- _REQUIRED TASK_
Make an exact copy of all the data.

- _DATA PROVIDED_
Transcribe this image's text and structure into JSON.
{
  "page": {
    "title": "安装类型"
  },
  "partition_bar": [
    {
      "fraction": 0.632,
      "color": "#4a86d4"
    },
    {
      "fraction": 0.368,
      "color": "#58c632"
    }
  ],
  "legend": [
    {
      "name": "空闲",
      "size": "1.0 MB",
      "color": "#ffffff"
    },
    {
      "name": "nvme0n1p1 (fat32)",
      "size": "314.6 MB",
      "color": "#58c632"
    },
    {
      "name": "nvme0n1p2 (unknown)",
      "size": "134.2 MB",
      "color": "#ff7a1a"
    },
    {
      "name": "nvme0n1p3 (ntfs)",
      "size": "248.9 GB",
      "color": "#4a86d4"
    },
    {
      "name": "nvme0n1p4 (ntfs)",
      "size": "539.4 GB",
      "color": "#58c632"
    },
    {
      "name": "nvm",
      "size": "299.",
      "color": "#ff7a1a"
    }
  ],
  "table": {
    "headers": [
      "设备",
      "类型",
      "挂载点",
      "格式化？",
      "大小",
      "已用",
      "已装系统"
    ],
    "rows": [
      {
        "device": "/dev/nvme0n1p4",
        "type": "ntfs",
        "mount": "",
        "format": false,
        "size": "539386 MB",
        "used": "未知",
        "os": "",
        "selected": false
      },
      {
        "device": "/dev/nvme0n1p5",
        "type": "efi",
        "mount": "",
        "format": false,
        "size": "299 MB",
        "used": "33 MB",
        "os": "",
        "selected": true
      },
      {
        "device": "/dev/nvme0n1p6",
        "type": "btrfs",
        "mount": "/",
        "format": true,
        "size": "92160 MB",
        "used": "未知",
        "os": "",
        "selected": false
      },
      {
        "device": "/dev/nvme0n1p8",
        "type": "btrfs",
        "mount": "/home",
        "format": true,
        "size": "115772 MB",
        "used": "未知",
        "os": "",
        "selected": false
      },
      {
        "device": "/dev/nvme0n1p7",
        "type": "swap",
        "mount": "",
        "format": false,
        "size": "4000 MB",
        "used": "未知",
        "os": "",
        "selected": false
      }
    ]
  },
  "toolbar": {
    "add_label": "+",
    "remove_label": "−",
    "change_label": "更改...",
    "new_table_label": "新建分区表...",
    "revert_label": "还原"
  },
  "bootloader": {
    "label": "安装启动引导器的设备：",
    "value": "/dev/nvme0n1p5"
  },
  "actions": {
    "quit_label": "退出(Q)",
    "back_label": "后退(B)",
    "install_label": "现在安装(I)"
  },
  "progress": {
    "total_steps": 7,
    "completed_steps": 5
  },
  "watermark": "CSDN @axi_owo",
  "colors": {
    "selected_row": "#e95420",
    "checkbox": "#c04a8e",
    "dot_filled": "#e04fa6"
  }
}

- _RESULT_
Transcribe this image's text and structure into JSON.
{
  "page": {
    "title": "安装类型"
  },
  "partition_bar": [
    {
      "fraction": 0.632,
      "color": "#4a86d4"
    },
    {
      "fraction": 0.368,
      "color": "#58c632"
    }
  ],
  "legend": [
    {
      "name": "空闲",
      "size": "1.0 MB",
      "color": "#ffffff"
    },
    {
      "name": "nvme0n1p1 (fat32)",
      "size": "314.6 MB",
      "color": "#58c632"
    },
    {
      "name": "nvme0n1p2 (unknown)",
      "size": "134.2 MB",
      "color": "#ff7a1a"
    },
    {
      "name": "nvme0n1p3 (ntfs)",
      "size": "248.9 GB",
      "color": "#4a86d4"
    },
    {
      "name": "nvme0n1p4 (ntfs)",
      "size": "539.4 GB",
      "color": "#58c632"
    },
    {
      "name": "nvm",
      "size": "299.",
      "color": "#ff7a1a"
    }
  ],
  "table": {
    "headers": [
      "设备",
      "类型",
      "挂载点",
      "格式化？",
      "大小",
      "已用",
      "已装系统"
    ],
    "rows": [
      {
        "device": "/dev/nvme0n1p4",
        "type": "ntfs",
        "mount": "",
        "format": false,
        "size": "539386 MB",
        "used": "未知",
        "os": "",
        "selected": false
      },
      {
        "device": "/dev/nvme0n1p5",
        "type": "efi",
        "mount": "",
        "format": false,
        "size": "299 MB",
        "used": "33 MB",
        "os": "",
        "selected": true
      },
      {
        "device": "/dev/nvme0n1p6",
        "type": "btrfs",
        "mount": "/",
        "format": true,
        "size": "92160 MB",
        "used": "未知",
        "os": "",
        "selected": false
      },
      {
        "device": "/dev/nvme0n1p8",
        "type": "btrfs",
        "mount": "/home",
        "format": true,
        "size": "115772 MB",
        "used": "未知",
        "os": "",
        "selected": false
      },
      {
        "device": "/dev/nvme0n1p7",
        "type": "swap",
        "mount": "",
        "format": false,
        "size": "4000 MB",
        "used": "未知",
        "os": "",
        "selected": false
      }
    ]
  },
  "toolbar": {
    "add_label": "+",
    "remove_label": "−",
    "change_label": "更改...",
    "new_table_label": "新建分区表...",
    "revert_label": "还原"
  },
  "bootloader": {
    "label": "安装启动引导器的设备：",
    "value": "/dev/nvme0n1p5"
  },
  "actions": {
    "quit_label": "退出(Q)",
    "back_label": "后退(B)",
    "install_label": "现在安装(I)"
  },
  "progress": {
    "total_steps": 7,
    "completed_steps": 5
  },
  "watermark": "CSDN @axi_owo",
  "colors": {
    "selected_row": "#e95420",
    "checkbox": "#c04a8e",
    "dot_filled": "#e04fa6"
  }
}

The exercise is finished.